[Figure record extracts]
--------

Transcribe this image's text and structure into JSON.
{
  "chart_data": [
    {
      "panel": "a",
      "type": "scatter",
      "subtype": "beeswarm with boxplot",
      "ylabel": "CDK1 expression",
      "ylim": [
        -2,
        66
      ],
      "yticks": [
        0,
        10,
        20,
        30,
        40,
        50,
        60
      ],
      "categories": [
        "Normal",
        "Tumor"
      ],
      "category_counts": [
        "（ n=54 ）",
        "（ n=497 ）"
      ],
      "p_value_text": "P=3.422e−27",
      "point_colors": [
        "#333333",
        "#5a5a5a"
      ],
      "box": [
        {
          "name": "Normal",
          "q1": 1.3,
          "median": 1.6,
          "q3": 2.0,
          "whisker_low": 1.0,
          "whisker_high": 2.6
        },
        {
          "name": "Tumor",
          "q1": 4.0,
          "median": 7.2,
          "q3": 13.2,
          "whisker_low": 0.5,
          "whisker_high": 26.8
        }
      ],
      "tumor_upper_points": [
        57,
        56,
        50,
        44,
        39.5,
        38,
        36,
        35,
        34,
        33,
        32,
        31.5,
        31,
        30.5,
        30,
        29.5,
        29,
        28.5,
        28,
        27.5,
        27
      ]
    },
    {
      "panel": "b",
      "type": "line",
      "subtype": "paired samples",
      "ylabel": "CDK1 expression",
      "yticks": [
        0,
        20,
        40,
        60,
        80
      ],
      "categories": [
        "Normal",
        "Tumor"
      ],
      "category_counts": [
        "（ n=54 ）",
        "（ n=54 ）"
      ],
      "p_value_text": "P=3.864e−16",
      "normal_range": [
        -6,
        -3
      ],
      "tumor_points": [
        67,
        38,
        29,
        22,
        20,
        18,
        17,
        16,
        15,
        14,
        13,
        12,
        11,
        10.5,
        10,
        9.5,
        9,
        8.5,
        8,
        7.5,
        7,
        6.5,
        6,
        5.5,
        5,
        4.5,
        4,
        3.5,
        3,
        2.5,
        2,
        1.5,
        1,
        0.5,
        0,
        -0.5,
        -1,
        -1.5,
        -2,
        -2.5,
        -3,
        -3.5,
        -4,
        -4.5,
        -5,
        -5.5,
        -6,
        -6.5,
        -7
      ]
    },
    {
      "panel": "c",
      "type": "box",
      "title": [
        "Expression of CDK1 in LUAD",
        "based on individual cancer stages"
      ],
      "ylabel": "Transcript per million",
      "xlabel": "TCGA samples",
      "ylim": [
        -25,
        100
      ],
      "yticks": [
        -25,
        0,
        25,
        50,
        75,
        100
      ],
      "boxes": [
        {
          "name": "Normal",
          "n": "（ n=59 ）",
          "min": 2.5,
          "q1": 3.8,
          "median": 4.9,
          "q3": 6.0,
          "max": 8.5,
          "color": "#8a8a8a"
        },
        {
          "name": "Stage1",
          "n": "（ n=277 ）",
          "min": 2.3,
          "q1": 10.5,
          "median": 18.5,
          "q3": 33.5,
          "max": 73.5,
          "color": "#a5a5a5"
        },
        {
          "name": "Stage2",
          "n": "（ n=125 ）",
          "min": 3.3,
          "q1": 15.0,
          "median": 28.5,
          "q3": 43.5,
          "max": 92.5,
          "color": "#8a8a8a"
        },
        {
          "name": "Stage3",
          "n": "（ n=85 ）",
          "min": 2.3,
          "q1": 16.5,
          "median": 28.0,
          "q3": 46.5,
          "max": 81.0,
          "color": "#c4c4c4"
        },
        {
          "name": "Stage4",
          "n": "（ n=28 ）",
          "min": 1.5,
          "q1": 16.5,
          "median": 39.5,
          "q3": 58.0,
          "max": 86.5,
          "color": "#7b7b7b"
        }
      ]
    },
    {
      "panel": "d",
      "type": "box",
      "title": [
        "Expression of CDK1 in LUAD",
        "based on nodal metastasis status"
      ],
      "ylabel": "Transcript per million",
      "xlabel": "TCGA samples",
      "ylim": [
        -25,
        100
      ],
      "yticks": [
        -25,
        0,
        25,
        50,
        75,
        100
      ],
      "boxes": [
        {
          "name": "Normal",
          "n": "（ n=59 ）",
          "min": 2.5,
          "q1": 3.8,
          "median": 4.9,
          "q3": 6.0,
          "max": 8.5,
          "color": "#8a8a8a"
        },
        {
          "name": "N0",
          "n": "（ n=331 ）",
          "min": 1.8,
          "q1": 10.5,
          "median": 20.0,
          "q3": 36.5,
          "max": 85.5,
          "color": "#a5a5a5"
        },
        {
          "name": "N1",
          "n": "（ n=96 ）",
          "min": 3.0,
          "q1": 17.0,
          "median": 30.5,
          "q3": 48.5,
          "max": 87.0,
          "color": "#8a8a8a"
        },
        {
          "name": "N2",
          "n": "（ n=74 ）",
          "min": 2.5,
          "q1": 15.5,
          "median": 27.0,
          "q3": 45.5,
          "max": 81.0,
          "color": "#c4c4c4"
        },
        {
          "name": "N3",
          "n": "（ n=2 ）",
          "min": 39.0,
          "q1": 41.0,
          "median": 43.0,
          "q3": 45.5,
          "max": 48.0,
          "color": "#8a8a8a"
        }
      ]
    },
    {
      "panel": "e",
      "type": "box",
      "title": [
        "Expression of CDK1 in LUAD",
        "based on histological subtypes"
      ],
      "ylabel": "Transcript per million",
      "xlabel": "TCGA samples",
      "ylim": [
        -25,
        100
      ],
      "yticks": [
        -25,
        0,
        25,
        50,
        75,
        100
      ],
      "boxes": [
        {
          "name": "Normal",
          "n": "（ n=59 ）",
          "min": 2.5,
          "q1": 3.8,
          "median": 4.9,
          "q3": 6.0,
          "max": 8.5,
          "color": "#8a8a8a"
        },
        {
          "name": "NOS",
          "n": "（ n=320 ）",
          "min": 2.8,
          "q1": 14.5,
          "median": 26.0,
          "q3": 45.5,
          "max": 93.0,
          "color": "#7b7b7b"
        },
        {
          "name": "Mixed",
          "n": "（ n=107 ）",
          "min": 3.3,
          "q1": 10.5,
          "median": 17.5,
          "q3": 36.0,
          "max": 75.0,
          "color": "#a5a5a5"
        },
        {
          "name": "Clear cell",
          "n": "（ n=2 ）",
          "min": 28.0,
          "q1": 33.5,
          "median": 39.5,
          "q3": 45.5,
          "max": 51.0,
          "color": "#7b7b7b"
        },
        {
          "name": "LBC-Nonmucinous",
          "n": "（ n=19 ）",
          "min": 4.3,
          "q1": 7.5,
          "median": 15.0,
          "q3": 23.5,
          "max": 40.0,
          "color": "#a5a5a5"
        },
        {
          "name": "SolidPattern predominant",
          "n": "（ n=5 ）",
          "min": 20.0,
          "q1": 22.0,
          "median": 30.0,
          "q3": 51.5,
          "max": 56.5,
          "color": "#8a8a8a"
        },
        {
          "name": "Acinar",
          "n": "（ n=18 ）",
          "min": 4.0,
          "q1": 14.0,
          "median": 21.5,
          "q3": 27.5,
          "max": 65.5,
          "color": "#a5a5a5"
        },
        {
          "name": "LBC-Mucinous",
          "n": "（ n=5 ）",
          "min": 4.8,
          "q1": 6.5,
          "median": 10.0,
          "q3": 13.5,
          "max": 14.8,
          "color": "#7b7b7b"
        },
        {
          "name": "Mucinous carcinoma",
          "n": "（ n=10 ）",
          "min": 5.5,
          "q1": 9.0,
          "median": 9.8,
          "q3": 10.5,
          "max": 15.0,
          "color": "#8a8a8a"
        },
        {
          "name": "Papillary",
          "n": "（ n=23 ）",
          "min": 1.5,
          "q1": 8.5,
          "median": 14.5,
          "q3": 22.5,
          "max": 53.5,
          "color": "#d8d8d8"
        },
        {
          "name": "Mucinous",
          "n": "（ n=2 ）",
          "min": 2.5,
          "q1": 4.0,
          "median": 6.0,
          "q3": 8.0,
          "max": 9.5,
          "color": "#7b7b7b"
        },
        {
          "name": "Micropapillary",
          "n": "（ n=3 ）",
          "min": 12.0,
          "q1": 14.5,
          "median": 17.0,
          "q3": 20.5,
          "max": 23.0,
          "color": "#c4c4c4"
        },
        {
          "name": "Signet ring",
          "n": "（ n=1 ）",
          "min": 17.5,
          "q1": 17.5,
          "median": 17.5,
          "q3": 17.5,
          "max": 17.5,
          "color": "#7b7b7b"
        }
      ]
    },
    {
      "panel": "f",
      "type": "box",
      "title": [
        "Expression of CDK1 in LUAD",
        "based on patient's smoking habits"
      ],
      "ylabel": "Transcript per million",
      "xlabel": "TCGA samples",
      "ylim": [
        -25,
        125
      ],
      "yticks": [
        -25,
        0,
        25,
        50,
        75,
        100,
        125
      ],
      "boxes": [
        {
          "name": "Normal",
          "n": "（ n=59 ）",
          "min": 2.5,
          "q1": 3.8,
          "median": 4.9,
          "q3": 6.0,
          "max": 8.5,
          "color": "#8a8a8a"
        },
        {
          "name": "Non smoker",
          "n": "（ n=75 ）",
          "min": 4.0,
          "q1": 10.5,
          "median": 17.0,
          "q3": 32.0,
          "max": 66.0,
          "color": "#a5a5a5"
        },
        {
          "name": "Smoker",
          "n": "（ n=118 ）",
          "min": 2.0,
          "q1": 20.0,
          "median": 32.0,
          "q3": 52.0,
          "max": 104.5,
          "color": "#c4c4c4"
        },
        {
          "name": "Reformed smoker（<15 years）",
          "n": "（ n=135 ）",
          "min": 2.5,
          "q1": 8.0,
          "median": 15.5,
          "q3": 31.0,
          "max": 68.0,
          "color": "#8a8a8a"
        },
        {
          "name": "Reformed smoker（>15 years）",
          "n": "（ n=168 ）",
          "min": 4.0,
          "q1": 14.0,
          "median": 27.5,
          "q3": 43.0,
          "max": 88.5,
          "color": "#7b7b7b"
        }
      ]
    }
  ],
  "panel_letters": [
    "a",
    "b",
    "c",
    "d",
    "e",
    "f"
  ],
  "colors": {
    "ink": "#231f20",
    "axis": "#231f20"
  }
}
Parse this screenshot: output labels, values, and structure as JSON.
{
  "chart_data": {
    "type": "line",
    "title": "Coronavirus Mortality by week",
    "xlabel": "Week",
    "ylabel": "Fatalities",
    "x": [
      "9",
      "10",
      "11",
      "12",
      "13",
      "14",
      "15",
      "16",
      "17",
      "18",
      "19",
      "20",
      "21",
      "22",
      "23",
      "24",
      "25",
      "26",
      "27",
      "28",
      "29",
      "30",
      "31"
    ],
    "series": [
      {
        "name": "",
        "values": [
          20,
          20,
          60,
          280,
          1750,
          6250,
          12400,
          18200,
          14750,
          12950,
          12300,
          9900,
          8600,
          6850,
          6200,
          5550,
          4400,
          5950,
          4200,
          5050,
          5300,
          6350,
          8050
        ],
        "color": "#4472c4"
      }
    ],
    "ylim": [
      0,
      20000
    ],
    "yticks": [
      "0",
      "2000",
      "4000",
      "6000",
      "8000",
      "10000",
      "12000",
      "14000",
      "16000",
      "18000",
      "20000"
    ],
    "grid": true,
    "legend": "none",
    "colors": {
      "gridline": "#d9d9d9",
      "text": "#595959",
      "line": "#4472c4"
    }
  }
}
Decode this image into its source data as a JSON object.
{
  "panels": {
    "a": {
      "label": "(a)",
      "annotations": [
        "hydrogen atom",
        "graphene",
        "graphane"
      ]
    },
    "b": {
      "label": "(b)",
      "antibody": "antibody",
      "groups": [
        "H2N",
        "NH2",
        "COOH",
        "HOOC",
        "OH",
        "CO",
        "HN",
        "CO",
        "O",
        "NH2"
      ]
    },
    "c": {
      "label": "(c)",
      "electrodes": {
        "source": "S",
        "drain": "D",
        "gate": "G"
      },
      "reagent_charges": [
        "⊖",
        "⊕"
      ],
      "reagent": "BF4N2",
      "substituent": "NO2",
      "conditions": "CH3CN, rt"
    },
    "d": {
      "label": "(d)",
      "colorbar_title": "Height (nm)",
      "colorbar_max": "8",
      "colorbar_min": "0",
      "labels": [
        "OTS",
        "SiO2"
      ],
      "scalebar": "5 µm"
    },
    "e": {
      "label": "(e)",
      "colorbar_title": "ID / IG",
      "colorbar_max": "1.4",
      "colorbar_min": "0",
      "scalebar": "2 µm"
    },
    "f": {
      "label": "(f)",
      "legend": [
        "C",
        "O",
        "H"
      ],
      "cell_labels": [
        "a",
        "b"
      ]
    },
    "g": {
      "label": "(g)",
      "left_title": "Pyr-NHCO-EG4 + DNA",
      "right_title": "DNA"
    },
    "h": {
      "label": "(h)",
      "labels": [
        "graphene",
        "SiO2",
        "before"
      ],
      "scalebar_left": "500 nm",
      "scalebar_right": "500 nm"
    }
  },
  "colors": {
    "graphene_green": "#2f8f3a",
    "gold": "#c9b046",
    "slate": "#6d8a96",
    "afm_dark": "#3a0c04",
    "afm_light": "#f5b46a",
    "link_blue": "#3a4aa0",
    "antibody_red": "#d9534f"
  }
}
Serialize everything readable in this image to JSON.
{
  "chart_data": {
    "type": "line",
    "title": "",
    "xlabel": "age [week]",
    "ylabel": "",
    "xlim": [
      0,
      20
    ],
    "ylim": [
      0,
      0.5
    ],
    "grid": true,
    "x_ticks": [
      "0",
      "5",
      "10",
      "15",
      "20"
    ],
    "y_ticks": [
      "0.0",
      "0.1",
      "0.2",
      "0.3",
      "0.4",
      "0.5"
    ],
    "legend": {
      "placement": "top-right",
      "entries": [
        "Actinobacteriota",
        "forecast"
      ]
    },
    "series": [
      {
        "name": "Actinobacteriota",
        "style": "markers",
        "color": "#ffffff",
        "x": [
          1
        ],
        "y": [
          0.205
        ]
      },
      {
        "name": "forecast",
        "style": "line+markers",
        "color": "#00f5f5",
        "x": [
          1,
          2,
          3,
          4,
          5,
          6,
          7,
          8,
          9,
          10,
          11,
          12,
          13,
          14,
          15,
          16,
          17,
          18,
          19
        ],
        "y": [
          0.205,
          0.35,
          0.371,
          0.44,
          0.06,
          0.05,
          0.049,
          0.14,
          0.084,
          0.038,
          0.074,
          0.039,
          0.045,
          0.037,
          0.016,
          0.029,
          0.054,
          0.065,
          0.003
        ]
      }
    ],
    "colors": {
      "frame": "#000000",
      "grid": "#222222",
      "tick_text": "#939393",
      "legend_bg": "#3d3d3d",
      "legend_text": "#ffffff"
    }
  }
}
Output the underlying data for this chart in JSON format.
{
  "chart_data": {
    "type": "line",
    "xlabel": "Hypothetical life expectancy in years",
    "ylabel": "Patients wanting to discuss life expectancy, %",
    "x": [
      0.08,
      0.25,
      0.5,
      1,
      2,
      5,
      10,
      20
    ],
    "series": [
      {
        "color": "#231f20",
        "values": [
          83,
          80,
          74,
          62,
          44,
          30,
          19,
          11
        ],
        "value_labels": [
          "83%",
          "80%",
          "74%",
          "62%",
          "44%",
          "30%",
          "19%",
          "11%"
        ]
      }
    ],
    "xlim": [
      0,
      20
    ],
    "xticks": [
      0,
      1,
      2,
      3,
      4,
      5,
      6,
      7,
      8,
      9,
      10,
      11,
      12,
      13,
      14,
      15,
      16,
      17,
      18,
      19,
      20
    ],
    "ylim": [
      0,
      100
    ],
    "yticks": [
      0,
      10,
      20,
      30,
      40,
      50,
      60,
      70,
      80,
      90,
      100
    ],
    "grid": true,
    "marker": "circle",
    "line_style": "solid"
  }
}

--------

WORK REQUIRED - Return each line above where the word "source" shows up.

SOLUTION TO THE EXERCISE -
Decode this image into its source data as a JSON object.
        "source": "S",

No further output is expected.